- [PROBLEM STATEMENT]: Every entry below must appear again, exactly as written.

- [INPUT MATERIAL]:
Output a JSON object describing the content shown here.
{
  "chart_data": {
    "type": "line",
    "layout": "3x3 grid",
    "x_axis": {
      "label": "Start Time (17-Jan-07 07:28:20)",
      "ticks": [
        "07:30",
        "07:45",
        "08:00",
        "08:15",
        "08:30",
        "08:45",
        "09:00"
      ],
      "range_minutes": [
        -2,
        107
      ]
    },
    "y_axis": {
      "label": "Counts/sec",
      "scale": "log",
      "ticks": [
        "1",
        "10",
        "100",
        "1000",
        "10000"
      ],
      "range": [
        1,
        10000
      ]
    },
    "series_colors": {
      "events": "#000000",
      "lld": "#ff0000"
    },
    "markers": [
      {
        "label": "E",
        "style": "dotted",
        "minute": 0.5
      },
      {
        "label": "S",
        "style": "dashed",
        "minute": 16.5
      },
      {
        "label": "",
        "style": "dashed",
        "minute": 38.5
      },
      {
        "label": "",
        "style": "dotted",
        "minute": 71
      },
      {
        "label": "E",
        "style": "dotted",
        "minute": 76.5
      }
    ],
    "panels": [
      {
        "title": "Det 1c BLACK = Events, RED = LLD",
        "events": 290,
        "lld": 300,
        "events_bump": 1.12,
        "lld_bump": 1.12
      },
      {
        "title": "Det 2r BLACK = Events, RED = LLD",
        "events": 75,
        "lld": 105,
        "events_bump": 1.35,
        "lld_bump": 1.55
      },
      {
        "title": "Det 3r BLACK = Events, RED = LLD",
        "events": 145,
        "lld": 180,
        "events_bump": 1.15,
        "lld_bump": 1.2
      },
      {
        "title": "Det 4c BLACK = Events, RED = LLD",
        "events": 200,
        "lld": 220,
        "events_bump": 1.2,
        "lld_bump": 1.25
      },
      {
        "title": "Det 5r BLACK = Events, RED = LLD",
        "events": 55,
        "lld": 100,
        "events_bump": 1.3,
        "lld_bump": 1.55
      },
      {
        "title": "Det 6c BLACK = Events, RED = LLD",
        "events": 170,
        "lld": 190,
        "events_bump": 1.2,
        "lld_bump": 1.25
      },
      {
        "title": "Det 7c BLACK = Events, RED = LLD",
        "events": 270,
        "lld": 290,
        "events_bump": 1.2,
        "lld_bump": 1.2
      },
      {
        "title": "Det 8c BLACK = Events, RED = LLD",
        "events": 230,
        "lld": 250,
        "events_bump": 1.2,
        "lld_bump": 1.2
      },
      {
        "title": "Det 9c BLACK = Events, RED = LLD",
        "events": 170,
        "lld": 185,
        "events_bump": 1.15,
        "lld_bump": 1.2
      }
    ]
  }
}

- [SOLUTION]:
Output a JSON object describing the content shown here.
{
  "chart_data": {
    "type": "line",
    "layout": "3x3 grid",
    "x_axis": {
      "label": "Start Time (17-Jan-07 07:28:20)",
      "ticks": [
        "07:30",
        "07:45",
        "08:00",
        "08:15",
        "08:30",
        "08:45",
        "09:00"
      ],
      "range_minutes": [
        -2,
        107
      ]
    },
    "y_axis": {
      "label": "Counts/sec",
      "scale": "log",
      "ticks": [
        "1",
        "10",
        "100",
        "1000",
        "10000"
      ],
      "range": [
        1,
        10000
      ]
    },
    "series_colors": {
      "events": "#000000",
      "lld": "#ff0000"
    },
    "markers": [
      {
        "label": "E",
        "style": "dotted",
        "minute": 0.5
      },
      {
        "label": "S",
        "style": "dashed",
        "minute": 16.5
      },
      {
        "label": "",
        "style": "dashed",
        "minute": 38.5
      },
      {
        "label": "",
        "style": "dotted",
        "minute": 71
      },
      {
        "label": "E",
        "style": "dotted",
        "minute": 76.5
      }
    ],
    "panels": [
      {
        "title": "Det 1c BLACK = Events, RED = LLD",
        "events": 290,
        "lld": 300,
        "events_bump": 1.12,
        "lld_bump": 1.12
      },
      {
        "title": "Det 2r BLACK = Events, RED = LLD",
        "events": 75,
        "lld": 105,
        "events_bump": 1.35,
        "lld_bump": 1.55
      },
      {
        "title": "Det 3r BLACK = Events, RED = LLD",
        "events": 145,
        "lld": 180,
        "events_bump": 1.15,
        "lld_bump": 1.2
      },
      {
        "title": "Det 4c BLACK = Events, RED = LLD",
        "events": 200,
        "lld": 220,
        "events_bump": 1.2,
        "lld_bump": 1.25
      },
      {
        "title": "Det 5r BLACK = Events, RED = LLD",
        "events": 55,
        "lld": 100,
        "events_bump": 1.3,
        "lld_bump": 1.55
      },
      {
        "title": "Det 6c BLACK = Events, RED = LLD",
        "events": 170,
        "lld": 190,
        "events_bump": 1.2,
        "lld_bump": 1.25
      },
      {
        "title": "Det 7c BLACK = Events, RED = LLD",
        "events": 270,
        "lld": 290,
        "events_bump": 1.2,
        "lld_bump": 1.2
      },
      {
        "title": "Det 8c BLACK = Events, RED = LLD",
        "events": 230,
        "lld": 250,
        "events_bump": 1.2,
        "lld_bump": 1.2
      },
      {
        "title": "Det 9c BLACK = Events, RED = LLD",
        "events": 170,
        "lld": 185,
        "events_bump": 1.15,
        "lld_bump": 1.2
      }
    ]
  }
}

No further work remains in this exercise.